* [Aim of the exercise]: Write out the material below again, unchanged.

* [Items from a data source]:
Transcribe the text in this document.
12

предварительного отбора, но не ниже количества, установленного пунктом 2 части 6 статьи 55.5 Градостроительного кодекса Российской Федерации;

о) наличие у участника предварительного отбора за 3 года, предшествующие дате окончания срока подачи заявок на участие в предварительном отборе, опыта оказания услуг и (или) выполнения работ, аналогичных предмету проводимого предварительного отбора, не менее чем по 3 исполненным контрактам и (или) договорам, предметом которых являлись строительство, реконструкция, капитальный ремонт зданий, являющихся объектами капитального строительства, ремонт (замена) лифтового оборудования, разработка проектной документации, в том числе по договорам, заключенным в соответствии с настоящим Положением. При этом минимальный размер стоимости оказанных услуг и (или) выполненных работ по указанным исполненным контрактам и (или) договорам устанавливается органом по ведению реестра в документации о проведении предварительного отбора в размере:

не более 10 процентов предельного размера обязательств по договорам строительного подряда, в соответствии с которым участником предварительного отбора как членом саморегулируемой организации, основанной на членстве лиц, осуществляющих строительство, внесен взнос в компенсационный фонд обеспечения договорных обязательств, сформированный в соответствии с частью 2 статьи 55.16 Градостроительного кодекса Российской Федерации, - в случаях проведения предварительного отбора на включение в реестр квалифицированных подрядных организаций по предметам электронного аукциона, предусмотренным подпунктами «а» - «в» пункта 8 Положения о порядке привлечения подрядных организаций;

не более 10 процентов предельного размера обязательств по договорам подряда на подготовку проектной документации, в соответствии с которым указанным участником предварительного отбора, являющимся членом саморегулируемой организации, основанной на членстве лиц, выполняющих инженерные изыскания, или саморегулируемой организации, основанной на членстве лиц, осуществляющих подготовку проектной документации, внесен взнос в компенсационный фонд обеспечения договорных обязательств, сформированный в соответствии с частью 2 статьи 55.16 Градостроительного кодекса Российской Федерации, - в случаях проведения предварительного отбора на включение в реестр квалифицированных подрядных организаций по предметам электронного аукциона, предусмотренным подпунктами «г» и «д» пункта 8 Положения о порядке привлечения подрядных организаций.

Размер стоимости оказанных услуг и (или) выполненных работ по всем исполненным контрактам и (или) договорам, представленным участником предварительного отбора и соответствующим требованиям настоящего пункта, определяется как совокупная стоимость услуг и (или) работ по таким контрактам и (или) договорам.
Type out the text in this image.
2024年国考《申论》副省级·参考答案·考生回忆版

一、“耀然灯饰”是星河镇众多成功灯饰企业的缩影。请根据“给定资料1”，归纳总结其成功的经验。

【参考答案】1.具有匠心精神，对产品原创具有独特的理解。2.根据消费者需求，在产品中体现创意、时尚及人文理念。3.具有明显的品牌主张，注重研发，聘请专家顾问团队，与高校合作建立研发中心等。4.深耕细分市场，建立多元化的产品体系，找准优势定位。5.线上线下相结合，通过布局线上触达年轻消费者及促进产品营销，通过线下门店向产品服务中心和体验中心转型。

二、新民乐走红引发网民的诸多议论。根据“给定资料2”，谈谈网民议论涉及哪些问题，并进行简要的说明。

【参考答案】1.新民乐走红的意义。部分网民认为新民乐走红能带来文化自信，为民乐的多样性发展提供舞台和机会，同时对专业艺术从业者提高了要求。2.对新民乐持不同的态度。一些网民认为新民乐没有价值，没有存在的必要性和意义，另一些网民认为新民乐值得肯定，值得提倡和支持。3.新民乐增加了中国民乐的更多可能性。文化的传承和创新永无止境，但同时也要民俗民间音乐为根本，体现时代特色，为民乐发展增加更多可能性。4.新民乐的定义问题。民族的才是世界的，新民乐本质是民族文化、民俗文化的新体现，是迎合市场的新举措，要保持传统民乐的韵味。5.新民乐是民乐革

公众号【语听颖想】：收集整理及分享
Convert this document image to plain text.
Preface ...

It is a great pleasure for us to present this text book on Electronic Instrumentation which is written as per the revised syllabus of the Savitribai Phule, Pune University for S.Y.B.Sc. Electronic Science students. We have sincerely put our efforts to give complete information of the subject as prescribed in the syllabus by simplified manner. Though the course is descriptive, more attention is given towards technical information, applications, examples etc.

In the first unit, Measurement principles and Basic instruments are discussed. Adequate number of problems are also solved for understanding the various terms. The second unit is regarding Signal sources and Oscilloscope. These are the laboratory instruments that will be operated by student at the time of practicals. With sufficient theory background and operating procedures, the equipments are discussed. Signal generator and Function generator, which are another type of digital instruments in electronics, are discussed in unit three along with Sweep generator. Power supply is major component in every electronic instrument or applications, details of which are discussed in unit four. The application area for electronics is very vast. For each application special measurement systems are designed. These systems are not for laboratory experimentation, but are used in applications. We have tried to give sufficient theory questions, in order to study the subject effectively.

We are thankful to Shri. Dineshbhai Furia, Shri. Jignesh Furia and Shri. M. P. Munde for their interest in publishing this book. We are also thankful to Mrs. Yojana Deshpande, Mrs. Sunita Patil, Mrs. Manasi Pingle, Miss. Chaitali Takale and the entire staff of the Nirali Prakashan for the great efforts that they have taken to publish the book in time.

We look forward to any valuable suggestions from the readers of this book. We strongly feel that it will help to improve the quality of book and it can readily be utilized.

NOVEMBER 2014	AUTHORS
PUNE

* [In response]:
Transcribe the text in this document.
12

предварительного отбора, но не ниже количества, установленного пунктом 2 части 6 статьи 55.5 Градостроительного кодекса Российской Федерации;

о) наличие у участника предварительного отбора за 3 года, предшествующие дате окончания срока подачи заявок на участие в предварительном отборе, опыта оказания услуг и (или) выполнения работ, аналогичных предмету проводимого предварительного отбора, не менее чем по 3 исполненным контрактам и (или) договорам, предметом которых являлись строительство, реконструкция, капитальный ремонт зданий, являющихся объектами капитального строительства, ремонт (замена) лифтового оборудования, разработка проектной документации, в том числе по договорам, заключенным в соответствии с настоящим Положением. При этом минимальный размер стоимости оказанных услуг и (или) выполненных работ по указанным исполненным контрактам и (или) договорам устанавливается органом по ведению реестра в документации о проведении предварительного отбора в размере:

не более 10 процентов предельного размера обязательств по договорам строительного подряда, в соответствии с которым участником предварительного отбора как членом саморегулируемой организации, основанной на членстве лиц, осуществляющих строительство, внесен взнос в компенсационный фонд обеспечения договорных обязательств, сформированный в соответствии с частью 2 статьи 55.16 Градостроительного кодекса Российской Федерации, - в случаях проведения предварительного отбора на включение в реестр квалифицированных подрядных организаций по предметам электронного аукциона, предусмотренным подпунктами «а» - «в» пункта 8 Положения о порядке привлечения подрядных организаций;

не более 10 процентов предельного размера обязательств по договорам подряда на подготовку проектной документации, в соответствии с которым указанным участником предварительного отбора, являющимся членом саморегулируемой организации, основанной на членстве лиц, выполняющих инженерные изыскания, или саморегулируемой организации, основанной на членстве лиц, осуществляющих подготовку проектной документации, внесен взнос в компенсационный фонд обеспечения договорных обязательств, сформированный в соответствии с частью 2 статьи 55.16 Градостроительного кодекса Российской Федерации, - в случаях проведения предварительного отбора на включение в реестр квалифицированных подрядных организаций по предметам электронного аукциона, предусмотренным подпунктами «г» и «д» пункта 8 Положения о порядке привлечения подрядных организаций.

Размер стоимости оказанных услуг и (или) выполненных работ по всем исполненным контрактам и (или) договорам, представленным участником предварительного отбора и соответствующим требованиям настоящего пункта, определяется как совокупная стоимость услуг и (или) работ по таким контрактам и (или) договорам.
Type out the text in this image.
2024年国考《申论》副省级·参考答案·考生回忆版

一、“耀然灯饰”是星河镇众多成功灯饰企业的缩影。请根据“给定资料1”，归纳总结其成功的经验。

【参考答案】1.具有匠心精神，对产品原创具有独特的理解。2.根据消费者需求，在产品中体现创意、时尚及人文理念。3.具有明显的品牌主张，注重研发，聘请专家顾问团队，与高校合作建立研发中心等。4.深耕细分市场，建立多元化的产品体系，找准优势定位。5.线上线下相结合，通过布局线上触达年轻消费者及促进产品营销，通过线下门店向产品服务中心和体验中心转型。

二、新民乐走红引发网民的诸多议论。根据“给定资料2”，谈谈网民议论涉及哪些问题，并进行简要的说明。

【参考答案】1.新民乐走红的意义。部分网民认为新民乐走红能带来文化自信，为民乐的多样性发展提供舞台和机会，同时对专业艺术从业者提高了要求。2.对新民乐持不同的态度。一些网民认为新民乐没有价值，没有存在的必要性和意义，另一些网民认为新民乐值得肯定，值得提倡和支持。3.新民乐增加了中国民乐的更多可能性。文化的传承和创新永无止境，但同时也要民俗民间音乐为根本，体现时代特色，为民乐发展增加更多可能性。4.新民乐的定义问题。民族的才是世界的，新民乐本质是民族文化、民俗文化的新体现，是迎合市场的新举措，要保持传统民乐的韵味。5.新民乐是民乐革

公众号【语听颖想】：收集整理及分享
Convert this document image to plain text.
Preface ...

It is a great pleasure for us to present this text book on Electronic Instrumentation which is written as per the revised syllabus of the Savitribai Phule, Pune University for S.Y.B.Sc. Electronic Science students. We have sincerely put our efforts to give complete information of the subject as prescribed in the syllabus by simplified manner. Though the course is descriptive, more attention is given towards technical information, applications, examples etc.

In the first unit, Measurement principles and Basic instruments are discussed. Adequate number of problems are also solved for understanding the various terms. The second unit is regarding Signal sources and Oscilloscope. These are the laboratory instruments that will be operated by student at the time of practicals. With sufficient theory background and operating procedures, the equipments are discussed. Signal generator and Function generator, which are another type of digital instruments in electronics, are discussed in unit three along with Sweep generator. Power supply is major component in every electronic instrument or applications, details of which are discussed in unit four. The application area for electronics is very vast. For each application special measurement systems are designed. These systems are not for laboratory experimentation, but are used in applications. We have tried to give sufficient theory questions, in order to study the subject effectively.

We are thankful to Shri. Dineshbhai Furia, Shri. Jignesh Furia and Shri. M. P. Munde for their interest in publishing this book. We are also thankful to Mrs. Yojana Deshpande, Mrs. Sunita Patil, Mrs. Manasi Pingle, Miss. Chaitali Takale and the entire staff of the Nirali Prakashan for the great efforts that they have taken to publish the book in time.

We look forward to any valuable suggestions from the readers of this book. We strongly feel that it will help to improve the quality of book and it can readily be utilized.

NOVEMBER 2014	AUTHORS
PUNE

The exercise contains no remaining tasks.